Select all lines holding the word "statement" from the entries that follow.

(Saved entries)
** Begin **
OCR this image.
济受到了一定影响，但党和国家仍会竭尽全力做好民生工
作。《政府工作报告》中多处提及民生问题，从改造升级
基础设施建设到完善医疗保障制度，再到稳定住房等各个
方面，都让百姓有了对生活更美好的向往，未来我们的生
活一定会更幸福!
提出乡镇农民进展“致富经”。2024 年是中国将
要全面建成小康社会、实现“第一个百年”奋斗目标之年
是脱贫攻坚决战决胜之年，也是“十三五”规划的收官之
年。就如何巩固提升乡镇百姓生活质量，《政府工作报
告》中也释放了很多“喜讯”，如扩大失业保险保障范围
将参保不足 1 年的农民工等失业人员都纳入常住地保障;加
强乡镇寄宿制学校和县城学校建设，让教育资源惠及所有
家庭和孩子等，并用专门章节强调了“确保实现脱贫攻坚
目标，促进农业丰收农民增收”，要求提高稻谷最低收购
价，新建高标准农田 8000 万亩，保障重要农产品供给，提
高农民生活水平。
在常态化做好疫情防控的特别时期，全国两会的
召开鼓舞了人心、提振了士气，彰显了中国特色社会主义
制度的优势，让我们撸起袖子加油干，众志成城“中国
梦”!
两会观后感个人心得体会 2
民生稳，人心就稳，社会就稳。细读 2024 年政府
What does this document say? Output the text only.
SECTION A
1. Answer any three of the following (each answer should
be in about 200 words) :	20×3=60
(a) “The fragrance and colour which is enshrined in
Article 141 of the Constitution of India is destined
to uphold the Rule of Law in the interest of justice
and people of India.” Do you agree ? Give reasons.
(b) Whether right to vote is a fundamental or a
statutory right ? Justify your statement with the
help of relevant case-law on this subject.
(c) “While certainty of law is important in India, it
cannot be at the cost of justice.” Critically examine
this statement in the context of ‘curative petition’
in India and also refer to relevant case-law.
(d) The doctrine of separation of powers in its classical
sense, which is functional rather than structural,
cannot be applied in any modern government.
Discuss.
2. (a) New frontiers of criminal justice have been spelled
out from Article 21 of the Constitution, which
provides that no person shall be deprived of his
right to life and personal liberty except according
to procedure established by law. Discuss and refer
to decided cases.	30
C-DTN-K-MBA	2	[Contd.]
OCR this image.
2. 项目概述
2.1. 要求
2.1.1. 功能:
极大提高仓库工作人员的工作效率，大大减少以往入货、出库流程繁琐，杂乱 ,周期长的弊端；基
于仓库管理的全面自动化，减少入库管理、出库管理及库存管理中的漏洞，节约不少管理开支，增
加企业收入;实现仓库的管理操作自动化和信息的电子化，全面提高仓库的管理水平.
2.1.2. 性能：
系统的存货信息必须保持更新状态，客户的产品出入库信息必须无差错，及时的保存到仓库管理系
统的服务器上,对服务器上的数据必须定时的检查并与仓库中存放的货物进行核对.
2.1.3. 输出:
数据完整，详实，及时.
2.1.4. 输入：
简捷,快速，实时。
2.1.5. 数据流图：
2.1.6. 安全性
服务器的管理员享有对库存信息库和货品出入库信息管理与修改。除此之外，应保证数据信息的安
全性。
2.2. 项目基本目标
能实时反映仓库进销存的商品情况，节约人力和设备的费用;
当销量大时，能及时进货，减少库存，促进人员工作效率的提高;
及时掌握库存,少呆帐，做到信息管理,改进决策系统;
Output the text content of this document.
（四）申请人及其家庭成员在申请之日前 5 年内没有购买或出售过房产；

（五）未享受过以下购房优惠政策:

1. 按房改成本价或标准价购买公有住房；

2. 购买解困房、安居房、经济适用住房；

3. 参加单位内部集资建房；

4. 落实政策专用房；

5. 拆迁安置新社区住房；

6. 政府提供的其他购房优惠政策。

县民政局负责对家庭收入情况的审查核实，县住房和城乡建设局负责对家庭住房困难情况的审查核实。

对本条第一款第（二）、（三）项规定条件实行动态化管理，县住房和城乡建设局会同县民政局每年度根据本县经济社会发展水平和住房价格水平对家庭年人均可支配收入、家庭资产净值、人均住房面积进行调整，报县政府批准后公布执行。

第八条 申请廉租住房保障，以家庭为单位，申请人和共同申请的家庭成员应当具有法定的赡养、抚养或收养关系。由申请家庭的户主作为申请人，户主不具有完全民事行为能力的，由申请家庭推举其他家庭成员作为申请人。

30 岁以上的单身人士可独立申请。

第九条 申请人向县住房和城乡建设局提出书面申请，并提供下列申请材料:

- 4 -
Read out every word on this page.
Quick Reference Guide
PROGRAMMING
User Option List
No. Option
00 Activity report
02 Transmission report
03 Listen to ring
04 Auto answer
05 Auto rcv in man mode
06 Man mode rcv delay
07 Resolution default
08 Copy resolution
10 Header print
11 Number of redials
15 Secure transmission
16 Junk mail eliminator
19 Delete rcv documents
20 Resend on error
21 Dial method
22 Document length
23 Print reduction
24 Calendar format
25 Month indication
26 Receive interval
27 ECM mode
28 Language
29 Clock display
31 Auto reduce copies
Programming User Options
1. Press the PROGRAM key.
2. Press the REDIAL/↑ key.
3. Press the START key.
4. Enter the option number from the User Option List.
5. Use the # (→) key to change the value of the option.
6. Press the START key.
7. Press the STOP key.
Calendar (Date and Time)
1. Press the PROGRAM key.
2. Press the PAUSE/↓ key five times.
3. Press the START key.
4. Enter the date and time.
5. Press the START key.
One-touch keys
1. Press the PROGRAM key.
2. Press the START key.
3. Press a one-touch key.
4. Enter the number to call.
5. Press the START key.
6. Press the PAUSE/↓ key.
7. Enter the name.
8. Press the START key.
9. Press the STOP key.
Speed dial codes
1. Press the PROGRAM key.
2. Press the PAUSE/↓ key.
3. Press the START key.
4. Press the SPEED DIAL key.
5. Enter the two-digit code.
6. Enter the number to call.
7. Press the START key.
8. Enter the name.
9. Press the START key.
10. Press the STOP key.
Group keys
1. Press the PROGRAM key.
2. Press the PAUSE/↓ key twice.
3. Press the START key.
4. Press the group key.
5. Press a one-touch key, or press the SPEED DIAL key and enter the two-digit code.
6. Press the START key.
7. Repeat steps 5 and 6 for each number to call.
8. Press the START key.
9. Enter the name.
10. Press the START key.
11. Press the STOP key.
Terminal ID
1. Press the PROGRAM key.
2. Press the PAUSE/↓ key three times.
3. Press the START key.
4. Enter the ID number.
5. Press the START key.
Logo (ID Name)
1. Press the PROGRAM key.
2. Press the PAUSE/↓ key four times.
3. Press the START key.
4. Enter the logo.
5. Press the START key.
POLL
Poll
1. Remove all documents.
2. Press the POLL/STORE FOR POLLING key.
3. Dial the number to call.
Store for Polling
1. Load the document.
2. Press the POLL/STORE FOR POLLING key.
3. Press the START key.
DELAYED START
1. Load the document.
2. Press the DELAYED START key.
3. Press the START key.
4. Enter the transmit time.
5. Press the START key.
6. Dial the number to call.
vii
** End **
## ANSWER BELOW
statutory right ? Justify your statement with the
this statement in the context of ‘curative petition’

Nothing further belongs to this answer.